___ Records provided
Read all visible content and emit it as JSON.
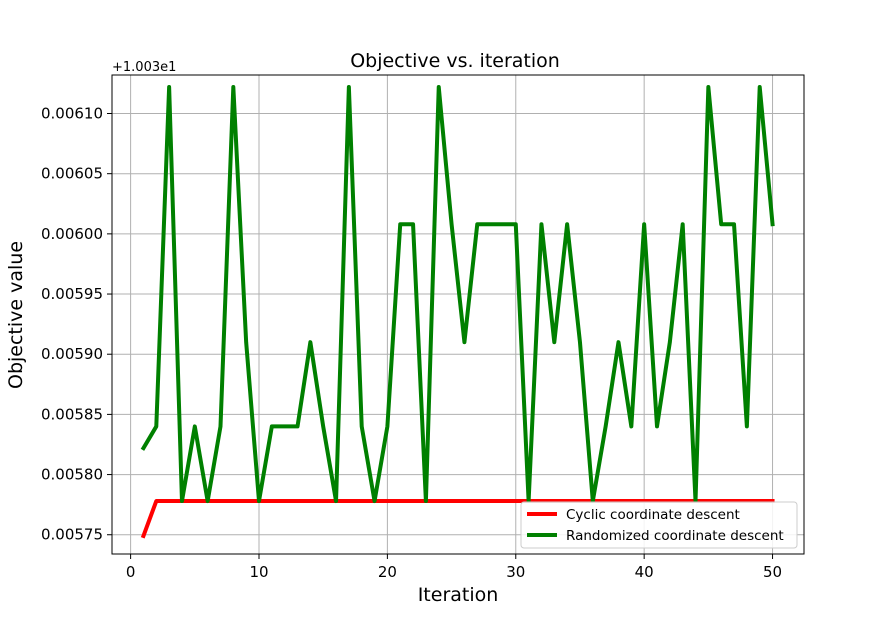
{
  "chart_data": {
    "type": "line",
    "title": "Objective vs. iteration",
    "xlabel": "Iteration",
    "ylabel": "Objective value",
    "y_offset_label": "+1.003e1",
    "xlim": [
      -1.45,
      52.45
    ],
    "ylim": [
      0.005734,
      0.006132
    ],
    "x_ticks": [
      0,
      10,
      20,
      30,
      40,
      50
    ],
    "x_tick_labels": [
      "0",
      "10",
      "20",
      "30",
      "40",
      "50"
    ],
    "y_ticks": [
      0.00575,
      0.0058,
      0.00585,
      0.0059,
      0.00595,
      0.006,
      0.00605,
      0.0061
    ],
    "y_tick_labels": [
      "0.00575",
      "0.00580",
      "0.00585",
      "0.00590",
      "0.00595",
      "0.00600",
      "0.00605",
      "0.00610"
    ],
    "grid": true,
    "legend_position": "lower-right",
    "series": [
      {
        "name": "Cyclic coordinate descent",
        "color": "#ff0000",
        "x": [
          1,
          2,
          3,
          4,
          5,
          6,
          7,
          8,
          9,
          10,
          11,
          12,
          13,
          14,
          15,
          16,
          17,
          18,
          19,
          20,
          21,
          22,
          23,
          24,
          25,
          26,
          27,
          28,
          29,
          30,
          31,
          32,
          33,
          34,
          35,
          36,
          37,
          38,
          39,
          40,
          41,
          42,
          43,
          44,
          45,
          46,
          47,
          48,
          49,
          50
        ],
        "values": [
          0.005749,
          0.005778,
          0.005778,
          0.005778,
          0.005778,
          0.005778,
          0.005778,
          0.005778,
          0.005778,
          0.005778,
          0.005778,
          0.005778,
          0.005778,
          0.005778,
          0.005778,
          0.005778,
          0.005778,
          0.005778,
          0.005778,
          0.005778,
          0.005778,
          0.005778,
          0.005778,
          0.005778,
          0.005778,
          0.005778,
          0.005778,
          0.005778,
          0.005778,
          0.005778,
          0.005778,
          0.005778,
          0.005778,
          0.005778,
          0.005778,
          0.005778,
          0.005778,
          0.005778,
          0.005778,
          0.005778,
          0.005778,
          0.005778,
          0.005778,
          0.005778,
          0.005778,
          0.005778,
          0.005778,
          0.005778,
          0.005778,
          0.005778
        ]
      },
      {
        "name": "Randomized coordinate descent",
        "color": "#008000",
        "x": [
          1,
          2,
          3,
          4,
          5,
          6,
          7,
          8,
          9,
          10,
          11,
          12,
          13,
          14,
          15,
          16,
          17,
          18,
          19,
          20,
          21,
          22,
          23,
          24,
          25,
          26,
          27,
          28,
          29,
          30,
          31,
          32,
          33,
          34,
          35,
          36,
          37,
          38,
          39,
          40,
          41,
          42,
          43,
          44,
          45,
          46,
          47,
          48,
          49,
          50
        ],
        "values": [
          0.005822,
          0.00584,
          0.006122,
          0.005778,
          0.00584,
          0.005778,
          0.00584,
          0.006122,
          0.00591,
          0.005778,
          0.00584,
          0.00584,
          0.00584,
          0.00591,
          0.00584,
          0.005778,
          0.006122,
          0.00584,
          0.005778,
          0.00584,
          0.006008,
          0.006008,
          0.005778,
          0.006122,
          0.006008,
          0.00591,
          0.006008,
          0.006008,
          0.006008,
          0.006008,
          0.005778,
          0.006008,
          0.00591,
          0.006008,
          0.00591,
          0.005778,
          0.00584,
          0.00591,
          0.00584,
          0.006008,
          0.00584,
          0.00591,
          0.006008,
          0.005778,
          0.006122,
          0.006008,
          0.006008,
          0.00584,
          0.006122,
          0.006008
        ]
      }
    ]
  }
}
______
Go through the preceding material and copy each line that has the word "Objective".

> _Task solution_
    "title": "Objective vs. iteration",
    "ylabel": "Objective value",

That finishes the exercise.